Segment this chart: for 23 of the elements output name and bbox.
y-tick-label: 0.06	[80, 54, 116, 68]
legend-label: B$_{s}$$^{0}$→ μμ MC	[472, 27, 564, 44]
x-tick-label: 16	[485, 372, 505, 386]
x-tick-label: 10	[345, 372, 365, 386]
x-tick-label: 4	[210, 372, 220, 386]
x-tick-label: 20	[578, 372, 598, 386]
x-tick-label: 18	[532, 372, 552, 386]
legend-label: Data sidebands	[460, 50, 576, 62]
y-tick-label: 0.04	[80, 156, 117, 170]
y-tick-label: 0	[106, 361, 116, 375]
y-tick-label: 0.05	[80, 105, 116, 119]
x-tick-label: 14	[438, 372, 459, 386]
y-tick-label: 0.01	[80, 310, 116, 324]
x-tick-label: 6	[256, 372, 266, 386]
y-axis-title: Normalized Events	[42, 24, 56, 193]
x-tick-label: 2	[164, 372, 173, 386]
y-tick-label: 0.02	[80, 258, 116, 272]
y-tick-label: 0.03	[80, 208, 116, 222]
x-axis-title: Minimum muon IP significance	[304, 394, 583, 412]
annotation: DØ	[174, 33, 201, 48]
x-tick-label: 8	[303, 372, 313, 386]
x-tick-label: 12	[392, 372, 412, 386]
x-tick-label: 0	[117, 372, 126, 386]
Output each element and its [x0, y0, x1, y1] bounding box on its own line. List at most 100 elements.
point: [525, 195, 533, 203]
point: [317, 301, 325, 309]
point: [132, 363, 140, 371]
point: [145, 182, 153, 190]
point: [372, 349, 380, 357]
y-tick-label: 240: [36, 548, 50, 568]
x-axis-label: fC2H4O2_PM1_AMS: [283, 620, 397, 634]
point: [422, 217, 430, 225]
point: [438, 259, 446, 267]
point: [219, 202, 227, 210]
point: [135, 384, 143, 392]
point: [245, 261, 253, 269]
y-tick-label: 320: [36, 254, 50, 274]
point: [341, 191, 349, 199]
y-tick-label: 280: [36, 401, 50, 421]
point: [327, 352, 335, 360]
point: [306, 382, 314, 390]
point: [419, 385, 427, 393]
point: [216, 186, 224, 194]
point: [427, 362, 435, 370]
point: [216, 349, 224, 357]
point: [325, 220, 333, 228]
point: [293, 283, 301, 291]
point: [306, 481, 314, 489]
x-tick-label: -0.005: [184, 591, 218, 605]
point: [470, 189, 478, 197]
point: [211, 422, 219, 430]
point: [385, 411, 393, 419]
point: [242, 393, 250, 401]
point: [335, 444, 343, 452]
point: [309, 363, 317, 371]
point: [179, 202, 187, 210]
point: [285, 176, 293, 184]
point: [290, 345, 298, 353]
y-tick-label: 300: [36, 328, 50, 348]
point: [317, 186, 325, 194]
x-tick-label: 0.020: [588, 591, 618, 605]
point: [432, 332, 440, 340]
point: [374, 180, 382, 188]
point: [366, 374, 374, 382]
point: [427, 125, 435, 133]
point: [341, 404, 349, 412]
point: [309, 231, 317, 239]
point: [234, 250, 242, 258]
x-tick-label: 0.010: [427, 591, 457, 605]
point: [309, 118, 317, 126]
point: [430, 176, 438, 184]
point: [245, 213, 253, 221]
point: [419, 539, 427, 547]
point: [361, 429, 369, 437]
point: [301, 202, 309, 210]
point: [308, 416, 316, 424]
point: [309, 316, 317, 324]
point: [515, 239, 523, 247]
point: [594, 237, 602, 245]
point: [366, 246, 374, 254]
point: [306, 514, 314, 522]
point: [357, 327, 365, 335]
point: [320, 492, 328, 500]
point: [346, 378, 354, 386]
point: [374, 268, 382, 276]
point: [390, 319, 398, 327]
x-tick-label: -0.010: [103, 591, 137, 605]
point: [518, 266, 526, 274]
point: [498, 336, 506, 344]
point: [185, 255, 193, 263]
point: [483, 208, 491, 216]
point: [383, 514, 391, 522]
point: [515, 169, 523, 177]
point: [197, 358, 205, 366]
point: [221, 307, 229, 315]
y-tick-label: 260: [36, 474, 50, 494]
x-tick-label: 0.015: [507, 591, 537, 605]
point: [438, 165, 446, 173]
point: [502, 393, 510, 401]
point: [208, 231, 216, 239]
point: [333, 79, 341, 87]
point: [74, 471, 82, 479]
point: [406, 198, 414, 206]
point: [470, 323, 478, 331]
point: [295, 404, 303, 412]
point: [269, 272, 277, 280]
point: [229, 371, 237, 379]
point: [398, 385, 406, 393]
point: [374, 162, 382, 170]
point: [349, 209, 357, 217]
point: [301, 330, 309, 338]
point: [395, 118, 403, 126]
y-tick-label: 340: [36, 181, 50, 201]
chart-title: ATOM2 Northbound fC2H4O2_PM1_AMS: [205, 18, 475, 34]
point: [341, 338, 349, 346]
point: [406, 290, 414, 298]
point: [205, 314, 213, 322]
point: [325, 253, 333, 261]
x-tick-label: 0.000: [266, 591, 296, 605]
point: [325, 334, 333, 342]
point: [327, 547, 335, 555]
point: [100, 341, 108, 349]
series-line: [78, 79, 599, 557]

• TASK STATEMENT: Render each line of the data above as a numbered list, omitting any blank lines.

• RESPONSE:
1. Segment this chart: for 23 of the elements output name and bbox.
2. y-tick-label: 0.06	[80, 54, 116, 68]
3. legend-label: B$_{s}$$^{0}$→ μμ MC	[472, 27, 564, 44]
4. x-tick-label: 16	[485, 372, 505, 386]
5. x-tick-label: 10	[345, 372, 365, 386]
6. x-tick-label: 4	[210, 372, 220, 386]
7. x-tick-label: 20	[578, 372, 598, 386]
8. x-tick-label: 18	[532, 372, 552, 386]
9. legend-label: Data sidebands	[460, 50, 576, 62]
10. y-tick-label: 0.04	[80, 156, 117, 170]
11. y-tick-label: 0	[106, 361, 116, 375]
12. y-tick-label: 0.05	[80, 105, 116, 119]
13. x-tick-label: 14	[438, 372, 459, 386]
14. y-tick-label: 0.01	[80, 310, 116, 324]
15. x-tick-label: 6	[256, 372, 266, 386]
16. y-axis-title: Normalized Events	[42, 24, 56, 193]
17. x-tick-label: 2	[164, 372, 173, 386]
18. y-tick-label: 0.02	[80, 258, 116, 272]
19. y-tick-label: 0.03	[80, 208, 116, 222]
20. x-axis-title: Minimum muon IP significance	[304, 394, 583, 412]
21. annotation: DØ	[174, 33, 201, 48]
22. x-tick-label: 8	[303, 372, 313, 386]
23. x-tick-label: 12	[392, 372, 412, 386]
24. x-tick-label: 0	[117, 372, 126, 386]
25. Output each element and its [x0, y0, x1, y1] bounding box on its own line. List at most 100 elements.
26. point: [525, 195, 533, 203]
27. point: [317, 301, 325, 309]
28. point: [132, 363, 140, 371]
29. point: [145, 182, 153, 190]
30. point: [372, 349, 380, 357]
31. y-tick-label: 240: [36, 548, 50, 568]
32. x-axis-label: fC2H4O2_PM1_AMS: [283, 620, 397, 634]
33. point: [422, 217, 430, 225]
34. point: [438, 259, 446, 267]
35. point: [219, 202, 227, 210]
36. point: [135, 384, 143, 392]
37. point: [245, 261, 253, 269]
38. y-tick-label: 320: [36, 254, 50, 274]
39. point: [341, 191, 349, 199]
40. y-tick-label: 280: [36, 401, 50, 421]
41. point: [327, 352, 335, 360]
42. point: [306, 382, 314, 390]
43. point: [419, 385, 427, 393]
44. point: [216, 186, 224, 194]
45. point: [427, 362, 435, 370]
46. point: [216, 349, 224, 357]
47. point: [325, 220, 333, 228]
48. point: [293, 283, 301, 291]
49. point: [306, 481, 314, 489]
50. x-tick-label: -0.005: [184, 591, 218, 605]
51. point: [470, 189, 478, 197]
52. point: [211, 422, 219, 430]
53. point: [385, 411, 393, 419]
54. point: [242, 393, 250, 401]
55. point: [335, 444, 343, 452]
56. point: [309, 363, 317, 371]
57. point: [179, 202, 187, 210]
58. point: [285, 176, 293, 184]
59. point: [290, 345, 298, 353]
60. y-tick-label: 300: [36, 328, 50, 348]
61. point: [317, 186, 325, 194]
62. x-tick-label: 0.020: [588, 591, 618, 605]
63. point: [432, 332, 440, 340]
64. point: [374, 180, 382, 188]
65. point: [366, 374, 374, 382]
66. point: [427, 125, 435, 133]
67. point: [341, 404, 349, 412]
68. point: [309, 231, 317, 239]
69. point: [234, 250, 242, 258]
70. x-tick-label: 0.010: [427, 591, 457, 605]
71. point: [309, 118, 317, 126]
72. point: [430, 176, 438, 184]
73. point: [245, 213, 253, 221]
74. point: [419, 539, 427, 547]
75. point: [361, 429, 369, 437]
76. point: [301, 202, 309, 210]
77. point: [308, 416, 316, 424]
78. point: [309, 316, 317, 324]
79. point: [515, 239, 523, 247]
80. point: [594, 237, 602, 245]
81. point: [366, 246, 374, 254]
82. point: [306, 514, 314, 522]
83. point: [357, 327, 365, 335]
84. point: [320, 492, 328, 500]
85. point: [346, 378, 354, 386]
86. point: [374, 268, 382, 276]
87. point: [390, 319, 398, 327]
88. x-tick-label: -0.010: [103, 591, 137, 605]
89. point: [518, 266, 526, 274]
90. point: [498, 336, 506, 344]
91. point: [185, 255, 193, 263]
92. point: [483, 208, 491, 216]
93. point: [383, 514, 391, 522]
94. point: [515, 169, 523, 177]
95. point: [197, 358, 205, 366]
96. point: [221, 307, 229, 315]
97. y-tick-label: 260: [36, 474, 50, 494]
98. x-tick-label: 0.015: [507, 591, 537, 605]
99. point: [438, 165, 446, 173]
100. point: [502, 393, 510, 401]
101. point: [208, 231, 216, 239]
102. point: [333, 79, 341, 87]
103. point: [74, 471, 82, 479]
104. point: [406, 198, 414, 206]
105. point: [470, 323, 478, 331]
106. point: [295, 404, 303, 412]
107. point: [269, 272, 277, 280]
108. point: [229, 371, 237, 379]
109. point: [398, 385, 406, 393]
110. point: [374, 162, 382, 170]
111. point: [349, 209, 357, 217]
112. point: [301, 330, 309, 338]
113. point: [395, 118, 403, 126]
114. y-tick-label: 340: [36, 181, 50, 201]
115. chart-title: ATOM2 Northbound fC2H4O2_PM1_AMS: [205, 18, 475, 34]
116. point: [341, 338, 349, 346]
117. point: [406, 290, 414, 298]
118. point: [205, 314, 213, 322]
119. point: [325, 253, 333, 261]
120. x-tick-label: 0.000: [266, 591, 296, 605]
121. point: [325, 334, 333, 342]
122. point: [327, 547, 335, 555]
123. point: [100, 341, 108, 349]
124. series-line: [78, 79, 599, 557]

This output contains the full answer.